(Collected data)
##########

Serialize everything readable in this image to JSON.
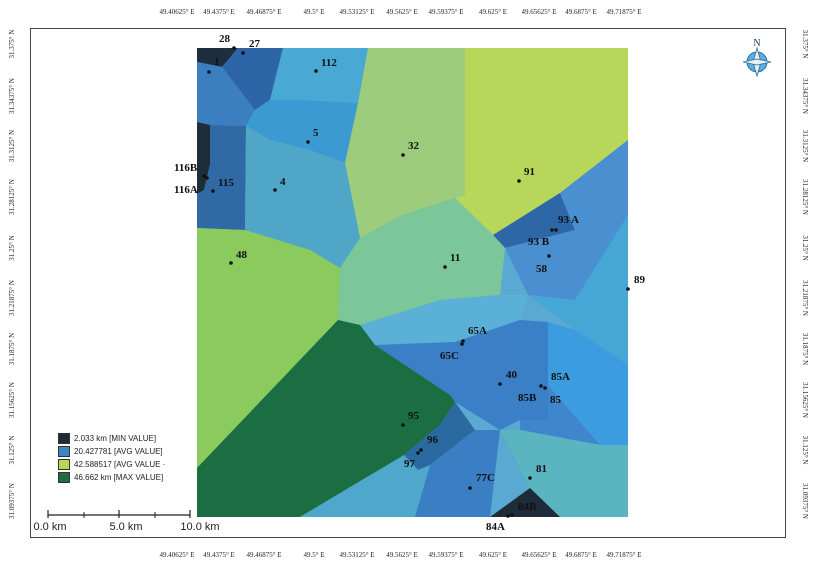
{
  "axis": {
    "top_ticks": [
      "49.40625° E",
      "49.4375° E",
      "49.46875° E",
      "49.5° E",
      "49.53125° E",
      "49.5625° E",
      "49.59375° E",
      "49.625° E",
      "49.65625° E",
      "49.6875° E",
      "49.71875° E"
    ],
    "bottom_ticks": [
      "49.40625° E",
      "49.4375° E",
      "49.46875° E",
      "49.5° E",
      "49.53125° E",
      "49.5625° E",
      "49.59375° E",
      "49.625° E",
      "49.65625° E",
      "49.6875° E",
      "49.71875° E"
    ],
    "left_ticks": [
      "31.375° N",
      "31.34375° N",
      "31.3125° N",
      "31.28125° N",
      "31.25° N",
      "31.21875° N",
      "31.1875° N",
      "31.15625° N",
      "31.125° N",
      "31.09375° N"
    ],
    "right_ticks": [
      "31.375° N",
      "31.34375° N",
      "31.3125° N",
      "31.28125° N",
      "31.25° N",
      "31.21875° N",
      "31.1875° N",
      "31.15625° N",
      "31.125° N",
      "31.09375° N"
    ]
  },
  "north_arrow": {
    "label": "N",
    "icon": "north-arrow-icon"
  },
  "legend": [
    {
      "label": "2.033 km [MIN VALUE]",
      "color": "#1f2a33"
    },
    {
      "label": "20.427781 [AVG VALUE]",
      "color": "#3f86c8"
    },
    {
      "label": "42.588517 [AVG VALUE ·",
      "color": "#b8d65a"
    },
    {
      "label": "46.662 km [MAX VALUE]",
      "color": "#1b6e42"
    }
  ],
  "scale_bar": {
    "labels": [
      "0.0 km",
      "5.0 km",
      "10.0 km"
    ]
  },
  "wells": [
    {
      "label": "1"
    },
    {
      "label": "28"
    },
    {
      "label": "27"
    },
    {
      "label": "112"
    },
    {
      "label": "5"
    },
    {
      "label": "32"
    },
    {
      "label": "91"
    },
    {
      "label": "116B"
    },
    {
      "label": "116A"
    },
    {
      "label": "115"
    },
    {
      "label": "4"
    },
    {
      "label": "93 A"
    },
    {
      "label": "93 B"
    },
    {
      "label": "58"
    },
    {
      "label": "48"
    },
    {
      "label": "11"
    },
    {
      "label": "89"
    },
    {
      "label": "65A"
    },
    {
      "label": "65C"
    },
    {
      "label": "40"
    },
    {
      "label": "85A"
    },
    {
      "label": "85B"
    },
    {
      "label": "85"
    },
    {
      "label": "95"
    },
    {
      "label": "96"
    },
    {
      "label": "97"
    },
    {
      "label": "81"
    },
    {
      "label": "77C"
    },
    {
      "label": "84B"
    },
    {
      "label": "84A"
    }
  ]
}
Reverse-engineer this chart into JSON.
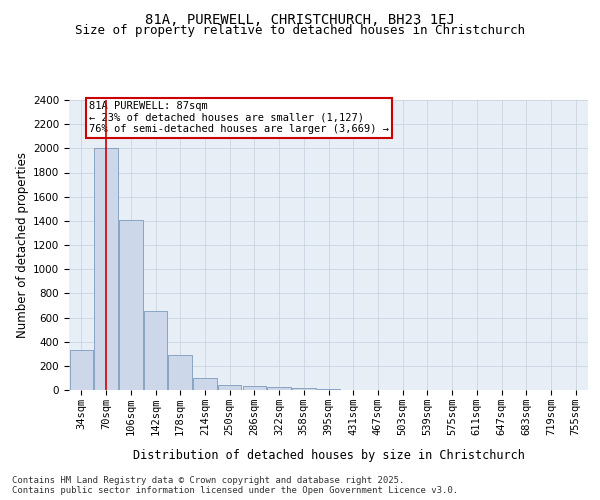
{
  "title_line1": "81A, PUREWELL, CHRISTCHURCH, BH23 1EJ",
  "title_line2": "Size of property relative to detached houses in Christchurch",
  "xlabel": "Distribution of detached houses by size in Christchurch",
  "ylabel": "Number of detached properties",
  "categories": [
    "34sqm",
    "70sqm",
    "106sqm",
    "142sqm",
    "178sqm",
    "214sqm",
    "250sqm",
    "286sqm",
    "322sqm",
    "358sqm",
    "395sqm",
    "431sqm",
    "467sqm",
    "503sqm",
    "539sqm",
    "575sqm",
    "611sqm",
    "647sqm",
    "683sqm",
    "719sqm",
    "755sqm"
  ],
  "values": [
    330,
    2000,
    1410,
    650,
    290,
    100,
    45,
    35,
    25,
    15,
    10,
    0,
    0,
    0,
    0,
    0,
    0,
    0,
    0,
    0,
    0
  ],
  "bar_color": "#ccd8ea",
  "bar_edge_color": "#6a8db0",
  "vline_x": 1.0,
  "vline_color": "#cc0000",
  "annotation_text": "81A PUREWELL: 87sqm\n← 23% of detached houses are smaller (1,127)\n76% of semi-detached houses are larger (3,669) →",
  "annotation_box_facecolor": "#ffffff",
  "annotation_box_edgecolor": "#cc0000",
  "ylim": [
    0,
    2400
  ],
  "yticks": [
    0,
    200,
    400,
    600,
    800,
    1000,
    1200,
    1400,
    1600,
    1800,
    2000,
    2200,
    2400
  ],
  "grid_color": "#c5d0df",
  "background_color": "#e8eef5",
  "footer_text": "Contains HM Land Registry data © Crown copyright and database right 2025.\nContains public sector information licensed under the Open Government Licence v3.0.",
  "title_fontsize": 10,
  "subtitle_fontsize": 9,
  "axis_label_fontsize": 8.5,
  "tick_fontsize": 7.5,
  "annotation_fontsize": 7.5,
  "footer_fontsize": 6.5
}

##########

*DO THIS:* Reproduce every entry exactly, but omit each picture.

*FULL OUTPUT:*
Serialize everything readable in this image to JSON.
{
  "axis": {
    "top_ticks": [
      "49.40625° E",
      "49.4375° E",
      "49.46875° E",
      "49.5° E",
      "49.53125° E",
      "49.5625° E",
      "49.59375° E",
      "49.625° E",
      "49.65625° E",
      "49.6875° E",
      "49.71875° E"
    ],
    "bottom_ticks": [
      "49.40625° E",
      "49.4375° E",
      "49.46875° E",
      "49.5° E",
      "49.53125° E",
      "49.5625° E",
      "49.59375° E",
      "49.625° E",
      "49.65625° E",
      "49.6875° E",
      "49.71875° E"
    ],
    "left_ticks": [
      "31.375° N",
      "31.34375° N",
      "31.3125° N",
      "31.28125° N",
      "31.25° N",
      "31.21875° N",
      "31.1875° N",
      "31.15625° N",
      "31.125° N",
      "31.09375° N"
    ],
    "right_ticks": [
      "31.375° N",
      "31.34375° N",
      "31.3125° N",
      "31.28125° N",
      "31.25° N",
      "31.21875° N",
      "31.1875° N",
      "31.15625° N",
      "31.125° N",
      "31.09375° N"
    ]
  },
  "north_arrow": {
    "label": "N",
    "icon": "north-arrow-icon"
  },
  "legend": [
    {
      "label": "2.033 km [MIN VALUE]",
      "color": "#1f2a33"
    },
    {
      "label": "20.427781 [AVG VALUE]",
      "color": "#3f86c8"
    },
    {
      "label": "42.588517 [AVG VALUE ·",
      "color": "#b8d65a"
    },
    {
      "label": "46.662 km [MAX VALUE]",
      "color": "#1b6e42"
    }
  ],
  "scale_bar": {
    "labels": [
      "0.0 km",
      "5.0 km",
      "10.0 km"
    ]
  },
  "wells": [
    {
      "label": "1"
    },
    {
      "label": "28"
    },
    {
      "label": "27"
    },
    {
      "label": "112"
    },
    {
      "label": "5"
    },
    {
      "label": "32"
    },
    {
      "label": "91"
    },
    {
      "label": "116B"
    },
    {
      "label": "116A"
    },
    {
      "label": "115"
    },
    {
      "label": "4"
    },
    {
      "label": "93 A"
    },
    {
      "label": "93 B"
    },
    {
      "label": "58"
    },
    {
      "label": "48"
    },
    {
      "label": "11"
    },
    {
      "label": "89"
    },
    {
      "label": "65A"
    },
    {
      "label": "65C"
    },
    {
      "label": "40"
    },
    {
      "label": "85A"
    },
    {
      "label": "85B"
    },
    {
      "label": "85"
    },
    {
      "label": "95"
    },
    {
      "label": "96"
    },
    {
      "label": "97"
    },
    {
      "label": "81"
    },
    {
      "label": "77C"
    },
    {
      "label": "84B"
    },
    {
      "label": "84A"
    }
  ]
}
Reverse-engineer this chart into JSON.
{
  "title_line1": "81A, PUREWELL, CHRISTCHURCH, BH23 1EJ",
  "title_line2": "Size of property relative to detached houses in Christchurch",
  "xlabel": "Distribution of detached houses by size in Christchurch",
  "ylabel": "Number of detached properties",
  "categories": [
    "34sqm",
    "70sqm",
    "106sqm",
    "142sqm",
    "178sqm",
    "214sqm",
    "250sqm",
    "286sqm",
    "322sqm",
    "358sqm",
    "395sqm",
    "431sqm",
    "467sqm",
    "503sqm",
    "539sqm",
    "575sqm",
    "611sqm",
    "647sqm",
    "683sqm",
    "719sqm",
    "755sqm"
  ],
  "values": [
    330,
    2000,
    1410,
    650,
    290,
    100,
    45,
    35,
    25,
    15,
    10,
    0,
    0,
    0,
    0,
    0,
    0,
    0,
    0,
    0,
    0
  ],
  "bar_color": "#ccd8ea",
  "bar_edge_color": "#6a8db0",
  "vline_x": 1.0,
  "vline_color": "#cc0000",
  "annotation_text": "81A PUREWELL: 87sqm\n← 23% of detached houses are smaller (1,127)\n76% of semi-detached houses are larger (3,669) →",
  "annotation_box_facecolor": "#ffffff",
  "annotation_box_edgecolor": "#cc0000",
  "ylim": [
    0,
    2400
  ],
  "yticks": [
    0,
    200,
    400,
    600,
    800,
    1000,
    1200,
    1400,
    1600,
    1800,
    2000,
    2200,
    2400
  ],
  "grid_color": "#c5d0df",
  "background_color": "#e8eef5",
  "footer_text": "Contains HM Land Registry data © Crown copyright and database right 2025.\nContains public sector information licensed under the Open Government Licence v3.0.",
  "title_fontsize": 10,
  "subtitle_fontsize": 9,
  "axis_label_fontsize": 8.5,
  "tick_fontsize": 7.5,
  "annotation_fontsize": 7.5,
  "footer_fontsize": 6.5
}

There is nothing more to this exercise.